Instructions to follow> Wherever the word "поликлиники" shows up in a line, please copy that line.

··· Data for processing ···

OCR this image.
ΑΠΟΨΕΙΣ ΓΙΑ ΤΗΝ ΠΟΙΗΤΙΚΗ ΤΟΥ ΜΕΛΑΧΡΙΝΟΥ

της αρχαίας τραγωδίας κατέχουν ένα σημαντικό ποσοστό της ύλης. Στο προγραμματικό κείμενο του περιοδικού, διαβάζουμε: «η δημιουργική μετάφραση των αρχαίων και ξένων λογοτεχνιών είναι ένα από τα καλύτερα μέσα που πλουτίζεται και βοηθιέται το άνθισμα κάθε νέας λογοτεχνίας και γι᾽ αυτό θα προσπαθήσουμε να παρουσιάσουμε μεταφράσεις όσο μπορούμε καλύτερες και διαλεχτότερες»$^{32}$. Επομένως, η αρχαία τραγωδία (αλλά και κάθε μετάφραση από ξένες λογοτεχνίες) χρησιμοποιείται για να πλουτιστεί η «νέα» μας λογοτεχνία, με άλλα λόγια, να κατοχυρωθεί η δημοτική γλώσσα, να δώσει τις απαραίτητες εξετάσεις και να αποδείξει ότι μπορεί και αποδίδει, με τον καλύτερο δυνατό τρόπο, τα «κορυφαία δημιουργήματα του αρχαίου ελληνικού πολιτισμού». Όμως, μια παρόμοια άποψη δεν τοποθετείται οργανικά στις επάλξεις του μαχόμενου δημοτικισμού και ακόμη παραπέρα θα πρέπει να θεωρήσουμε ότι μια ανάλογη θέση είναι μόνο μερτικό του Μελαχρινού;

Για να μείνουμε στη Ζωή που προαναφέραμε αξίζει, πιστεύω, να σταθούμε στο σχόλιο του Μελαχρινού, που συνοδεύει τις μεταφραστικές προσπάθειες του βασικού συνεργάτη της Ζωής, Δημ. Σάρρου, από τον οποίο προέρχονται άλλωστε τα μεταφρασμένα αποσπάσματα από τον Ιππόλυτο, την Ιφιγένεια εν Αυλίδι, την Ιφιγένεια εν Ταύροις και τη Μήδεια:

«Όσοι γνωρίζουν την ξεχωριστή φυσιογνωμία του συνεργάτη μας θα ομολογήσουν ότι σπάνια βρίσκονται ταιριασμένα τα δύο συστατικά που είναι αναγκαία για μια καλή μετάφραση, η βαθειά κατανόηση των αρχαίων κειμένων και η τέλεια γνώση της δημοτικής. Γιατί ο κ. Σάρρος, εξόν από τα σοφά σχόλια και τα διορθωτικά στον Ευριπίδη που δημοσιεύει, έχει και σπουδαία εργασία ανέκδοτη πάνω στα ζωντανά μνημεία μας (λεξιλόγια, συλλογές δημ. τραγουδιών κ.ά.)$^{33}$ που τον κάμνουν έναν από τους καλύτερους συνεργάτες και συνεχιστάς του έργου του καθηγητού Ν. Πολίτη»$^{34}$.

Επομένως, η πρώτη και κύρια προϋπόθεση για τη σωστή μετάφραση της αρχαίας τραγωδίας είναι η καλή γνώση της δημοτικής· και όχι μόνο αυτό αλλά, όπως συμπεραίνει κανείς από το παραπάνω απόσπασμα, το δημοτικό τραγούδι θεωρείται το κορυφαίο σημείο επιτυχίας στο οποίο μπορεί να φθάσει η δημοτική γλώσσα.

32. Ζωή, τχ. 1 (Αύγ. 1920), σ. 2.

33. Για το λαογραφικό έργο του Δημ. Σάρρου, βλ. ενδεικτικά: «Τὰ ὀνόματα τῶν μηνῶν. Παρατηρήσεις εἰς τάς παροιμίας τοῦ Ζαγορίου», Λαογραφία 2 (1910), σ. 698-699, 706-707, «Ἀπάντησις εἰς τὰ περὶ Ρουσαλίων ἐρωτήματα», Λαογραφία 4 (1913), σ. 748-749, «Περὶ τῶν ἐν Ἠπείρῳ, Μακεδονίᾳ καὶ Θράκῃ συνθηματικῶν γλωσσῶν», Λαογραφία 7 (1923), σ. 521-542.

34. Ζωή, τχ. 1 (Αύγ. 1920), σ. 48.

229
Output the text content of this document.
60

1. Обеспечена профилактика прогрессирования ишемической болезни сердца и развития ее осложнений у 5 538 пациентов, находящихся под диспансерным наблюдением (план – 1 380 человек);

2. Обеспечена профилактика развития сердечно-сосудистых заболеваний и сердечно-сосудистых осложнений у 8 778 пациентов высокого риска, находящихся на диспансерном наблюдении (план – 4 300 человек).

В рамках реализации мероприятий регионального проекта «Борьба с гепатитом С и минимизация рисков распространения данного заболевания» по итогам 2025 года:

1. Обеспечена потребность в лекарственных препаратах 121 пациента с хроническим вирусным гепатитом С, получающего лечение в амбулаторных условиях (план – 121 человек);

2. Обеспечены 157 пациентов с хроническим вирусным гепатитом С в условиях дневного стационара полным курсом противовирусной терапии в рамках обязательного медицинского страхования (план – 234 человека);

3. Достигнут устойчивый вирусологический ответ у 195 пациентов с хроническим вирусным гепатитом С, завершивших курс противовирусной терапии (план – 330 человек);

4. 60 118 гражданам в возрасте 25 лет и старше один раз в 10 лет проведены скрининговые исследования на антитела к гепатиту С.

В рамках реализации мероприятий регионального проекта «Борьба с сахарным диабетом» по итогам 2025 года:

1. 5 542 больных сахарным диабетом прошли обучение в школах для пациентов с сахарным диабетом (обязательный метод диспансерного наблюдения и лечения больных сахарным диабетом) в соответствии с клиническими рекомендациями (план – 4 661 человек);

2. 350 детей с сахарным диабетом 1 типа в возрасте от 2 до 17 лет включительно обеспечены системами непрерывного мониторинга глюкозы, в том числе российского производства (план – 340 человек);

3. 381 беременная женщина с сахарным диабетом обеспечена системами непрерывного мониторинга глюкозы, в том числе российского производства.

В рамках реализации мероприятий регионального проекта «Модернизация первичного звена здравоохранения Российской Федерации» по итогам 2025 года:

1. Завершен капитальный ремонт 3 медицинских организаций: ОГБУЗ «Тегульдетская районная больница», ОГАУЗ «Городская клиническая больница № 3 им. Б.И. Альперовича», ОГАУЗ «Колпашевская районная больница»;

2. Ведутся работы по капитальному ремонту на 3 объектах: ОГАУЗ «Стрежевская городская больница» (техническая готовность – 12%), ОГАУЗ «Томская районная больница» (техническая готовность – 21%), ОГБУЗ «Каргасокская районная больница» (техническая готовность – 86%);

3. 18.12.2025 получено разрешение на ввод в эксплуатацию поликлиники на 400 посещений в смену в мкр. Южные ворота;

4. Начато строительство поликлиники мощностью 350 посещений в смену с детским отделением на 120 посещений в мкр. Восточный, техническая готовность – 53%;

···

Expected output>
3. 18.12.2025 получено разрешение на ввод в эксплуатацию поликлиники на 400 посещений в смену в мкр. Южные ворота;
4. Начато строительство поликлиники мощностью 350 посещений в смену с детским отделением на 120 посещений в мкр. Восточный, техническая готовность – 53%;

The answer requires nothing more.